### Instruction
What follows is a set of records; repeat all of them exactly.

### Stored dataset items
begin
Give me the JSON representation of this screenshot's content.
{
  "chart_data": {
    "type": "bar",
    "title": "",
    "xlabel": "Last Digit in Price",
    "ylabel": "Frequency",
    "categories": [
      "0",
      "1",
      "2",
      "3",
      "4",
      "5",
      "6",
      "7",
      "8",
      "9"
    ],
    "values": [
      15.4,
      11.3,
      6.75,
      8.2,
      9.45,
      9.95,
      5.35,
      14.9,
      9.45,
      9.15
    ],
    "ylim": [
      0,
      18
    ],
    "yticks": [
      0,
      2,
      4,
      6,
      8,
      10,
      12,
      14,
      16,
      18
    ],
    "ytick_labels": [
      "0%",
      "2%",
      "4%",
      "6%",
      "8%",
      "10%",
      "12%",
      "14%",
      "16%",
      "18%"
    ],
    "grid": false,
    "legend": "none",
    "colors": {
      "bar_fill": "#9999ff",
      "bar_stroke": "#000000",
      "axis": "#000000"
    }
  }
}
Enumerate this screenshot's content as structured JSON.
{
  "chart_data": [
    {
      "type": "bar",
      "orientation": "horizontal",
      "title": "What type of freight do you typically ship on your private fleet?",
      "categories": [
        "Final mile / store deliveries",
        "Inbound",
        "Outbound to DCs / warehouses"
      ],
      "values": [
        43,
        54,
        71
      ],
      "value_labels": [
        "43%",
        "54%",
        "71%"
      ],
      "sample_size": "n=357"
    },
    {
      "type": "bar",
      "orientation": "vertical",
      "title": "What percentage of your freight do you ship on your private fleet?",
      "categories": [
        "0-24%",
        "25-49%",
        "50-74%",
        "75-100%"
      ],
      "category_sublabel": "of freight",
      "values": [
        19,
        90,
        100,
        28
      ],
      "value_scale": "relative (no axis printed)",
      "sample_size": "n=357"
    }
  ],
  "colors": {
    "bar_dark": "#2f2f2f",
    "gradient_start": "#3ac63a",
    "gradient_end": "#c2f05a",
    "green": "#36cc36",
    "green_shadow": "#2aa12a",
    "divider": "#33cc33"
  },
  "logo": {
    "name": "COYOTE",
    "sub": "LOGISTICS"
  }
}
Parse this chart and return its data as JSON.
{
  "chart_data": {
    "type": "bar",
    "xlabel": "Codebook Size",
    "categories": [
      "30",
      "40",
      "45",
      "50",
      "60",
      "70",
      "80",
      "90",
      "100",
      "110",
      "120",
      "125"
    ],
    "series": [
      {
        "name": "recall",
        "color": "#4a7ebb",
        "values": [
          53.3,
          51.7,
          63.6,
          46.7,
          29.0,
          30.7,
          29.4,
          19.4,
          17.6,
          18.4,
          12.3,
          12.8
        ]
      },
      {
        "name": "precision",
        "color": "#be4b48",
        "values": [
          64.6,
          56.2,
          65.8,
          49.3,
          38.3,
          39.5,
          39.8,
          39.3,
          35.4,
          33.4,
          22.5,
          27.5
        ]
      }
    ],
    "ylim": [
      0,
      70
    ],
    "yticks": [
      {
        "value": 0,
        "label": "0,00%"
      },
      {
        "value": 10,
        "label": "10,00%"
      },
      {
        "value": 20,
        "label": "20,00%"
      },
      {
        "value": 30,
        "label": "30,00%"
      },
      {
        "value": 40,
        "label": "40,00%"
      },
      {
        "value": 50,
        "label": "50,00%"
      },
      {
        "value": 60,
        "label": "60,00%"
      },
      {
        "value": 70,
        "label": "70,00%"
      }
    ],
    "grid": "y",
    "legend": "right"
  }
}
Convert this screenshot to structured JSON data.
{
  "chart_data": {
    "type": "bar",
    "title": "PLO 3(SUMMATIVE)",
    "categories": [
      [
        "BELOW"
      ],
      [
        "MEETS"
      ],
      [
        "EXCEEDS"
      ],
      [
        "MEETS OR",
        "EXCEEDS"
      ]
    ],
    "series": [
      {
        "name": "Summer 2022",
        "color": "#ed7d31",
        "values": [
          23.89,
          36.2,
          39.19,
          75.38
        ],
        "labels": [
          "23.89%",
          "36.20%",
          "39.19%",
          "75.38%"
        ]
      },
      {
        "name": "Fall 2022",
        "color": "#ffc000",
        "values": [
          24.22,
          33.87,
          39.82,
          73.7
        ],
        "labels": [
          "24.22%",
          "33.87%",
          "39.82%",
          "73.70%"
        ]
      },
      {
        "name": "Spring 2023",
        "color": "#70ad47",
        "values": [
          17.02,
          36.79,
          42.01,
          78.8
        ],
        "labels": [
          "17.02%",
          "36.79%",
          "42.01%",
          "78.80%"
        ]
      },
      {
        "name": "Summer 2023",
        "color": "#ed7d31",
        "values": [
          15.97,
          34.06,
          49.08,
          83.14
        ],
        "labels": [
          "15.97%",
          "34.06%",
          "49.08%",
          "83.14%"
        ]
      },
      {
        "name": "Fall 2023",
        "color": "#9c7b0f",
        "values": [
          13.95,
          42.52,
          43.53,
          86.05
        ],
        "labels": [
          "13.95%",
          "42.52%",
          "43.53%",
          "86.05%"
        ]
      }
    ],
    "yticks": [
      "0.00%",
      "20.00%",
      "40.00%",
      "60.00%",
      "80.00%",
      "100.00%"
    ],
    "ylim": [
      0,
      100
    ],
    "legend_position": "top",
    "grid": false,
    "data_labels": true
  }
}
end
### Answer to this problem
Give me the JSON representation of this screenshot's content.
{
  "chart_data": {
    "type": "bar",
    "title": "",
    "xlabel": "Last Digit in Price",
    "ylabel": "Frequency",
    "categories": [
      "0",
      "1",
      "2",
      "3",
      "4",
      "5",
      "6",
      "7",
      "8",
      "9"
    ],
    "values": [
      15.4,
      11.3,
      6.75,
      8.2,
      9.45,
      9.95,
      5.35,
      14.9,
      9.45,
      9.15
    ],
    "ylim": [
      0,
      18
    ],
    "yticks": [
      0,
      2,
      4,
      6,
      8,
      10,
      12,
      14,
      16,
      18
    ],
    "ytick_labels": [
      "0%",
      "2%",
      "4%",
      "6%",
      "8%",
      "10%",
      "12%",
      "14%",
      "16%",
      "18%"
    ],
    "grid": false,
    "legend": "none",
    "colors": {
      "bar_fill": "#9999ff",
      "bar_stroke": "#000000",
      "axis": "#000000"
    }
  }
}
Enumerate this screenshot's content as structured JSON.
{
  "chart_data": [
    {
      "type": "bar",
      "orientation": "horizontal",
      "title": "What type of freight do you typically ship on your private fleet?",
      "categories": [
        "Final mile / store deliveries",
        "Inbound",
        "Outbound to DCs / warehouses"
      ],
      "values": [
        43,
        54,
        71
      ],
      "value_labels": [
        "43%",
        "54%",
        "71%"
      ],
      "sample_size": "n=357"
    },
    {
      "type": "bar",
      "orientation": "vertical",
      "title": "What percentage of your freight do you ship on your private fleet?",
      "categories": [
        "0-24%",
        "25-49%",
        "50-74%",
        "75-100%"
      ],
      "category_sublabel": "of freight",
      "values": [
        19,
        90,
        100,
        28
      ],
      "value_scale": "relative (no axis printed)",
      "sample_size": "n=357"
    }
  ],
  "colors": {
    "bar_dark": "#2f2f2f",
    "gradient_start": "#3ac63a",
    "gradient_end": "#c2f05a",
    "green": "#36cc36",
    "green_shadow": "#2aa12a",
    "divider": "#33cc33"
  },
  "logo": {
    "name": "COYOTE",
    "sub": "LOGISTICS"
  }
}
Parse this chart and return its data as JSON.
{
  "chart_data": {
    "type": "bar",
    "xlabel": "Codebook Size",
    "categories": [
      "30",
      "40",
      "45",
      "50",
      "60",
      "70",
      "80",
      "90",
      "100",
      "110",
      "120",
      "125"
    ],
    "series": [
      {
        "name": "recall",
        "color": "#4a7ebb",
        "values": [
          53.3,
          51.7,
          63.6,
          46.7,
          29.0,
          30.7,
          29.4,
          19.4,
          17.6,
          18.4,
          12.3,
          12.8
        ]
      },
      {
        "name": "precision",
        "color": "#be4b48",
        "values": [
          64.6,
          56.2,
          65.8,
          49.3,
          38.3,
          39.5,
          39.8,
          39.3,
          35.4,
          33.4,
          22.5,
          27.5
        ]
      }
    ],
    "ylim": [
      0,
      70
    ],
    "yticks": [
      {
        "value": 0,
        "label": "0,00%"
      },
      {
        "value": 10,
        "label": "10,00%"
      },
      {
        "value": 20,
        "label": "20,00%"
      },
      {
        "value": 30,
        "label": "30,00%"
      },
      {
        "value": 40,
        "label": "40,00%"
      },
      {
        "value": 50,
        "label": "50,00%"
      },
      {
        "value": 60,
        "label": "60,00%"
      },
      {
        "value": 70,
        "label": "70,00%"
      }
    ],
    "grid": "y",
    "legend": "right"
  }
}
Convert this screenshot to structured JSON data.
{
  "chart_data": {
    "type": "bar",
    "title": "PLO 3(SUMMATIVE)",
    "categories": [
      [
        "BELOW"
      ],
      [
        "MEETS"
      ],
      [
        "EXCEEDS"
      ],
      [
        "MEETS OR",
        "EXCEEDS"
      ]
    ],
    "series": [
      {
        "name": "Summer 2022",
        "color": "#ed7d31",
        "values": [
          23.89,
          36.2,
          39.19,
          75.38
        ],
        "labels": [
          "23.89%",
          "36.20%",
          "39.19%",
          "75.38%"
        ]
      },
      {
        "name": "Fall 2022",
        "color": "#ffc000",
        "values": [
          24.22,
          33.87,
          39.82,
          73.7
        ],
        "labels": [
          "24.22%",
          "33.87%",
          "39.82%",
          "73.70%"
        ]
      },
      {
        "name": "Spring 2023",
        "color": "#70ad47",
        "values": [
          17.02,
          36.79,
          42.01,
          78.8
        ],
        "labels": [
          "17.02%",
          "36.79%",
          "42.01%",
          "78.80%"
        ]
      },
      {
        "name": "Summer 2023",
        "color": "#ed7d31",
        "values": [
          15.97,
          34.06,
          49.08,
          83.14
        ],
        "labels": [
          "15.97%",
          "34.06%",
          "49.08%",
          "83.14%"
        ]
      },
      {
        "name": "Fall 2023",
        "color": "#9c7b0f",
        "values": [
          13.95,
          42.52,
          43.53,
          86.05
        ],
        "labels": [
          "13.95%",
          "42.52%",
          "43.53%",
          "86.05%"
        ]
      }
    ],
    "yticks": [
      "0.00%",
      "20.00%",
      "40.00%",
      "60.00%",
      "80.00%",
      "100.00%"
    ],
    "ylim": [
      0,
      100
    ],
    "legend_position": "top",
    "grid": false,
    "data_labels": true
  }
}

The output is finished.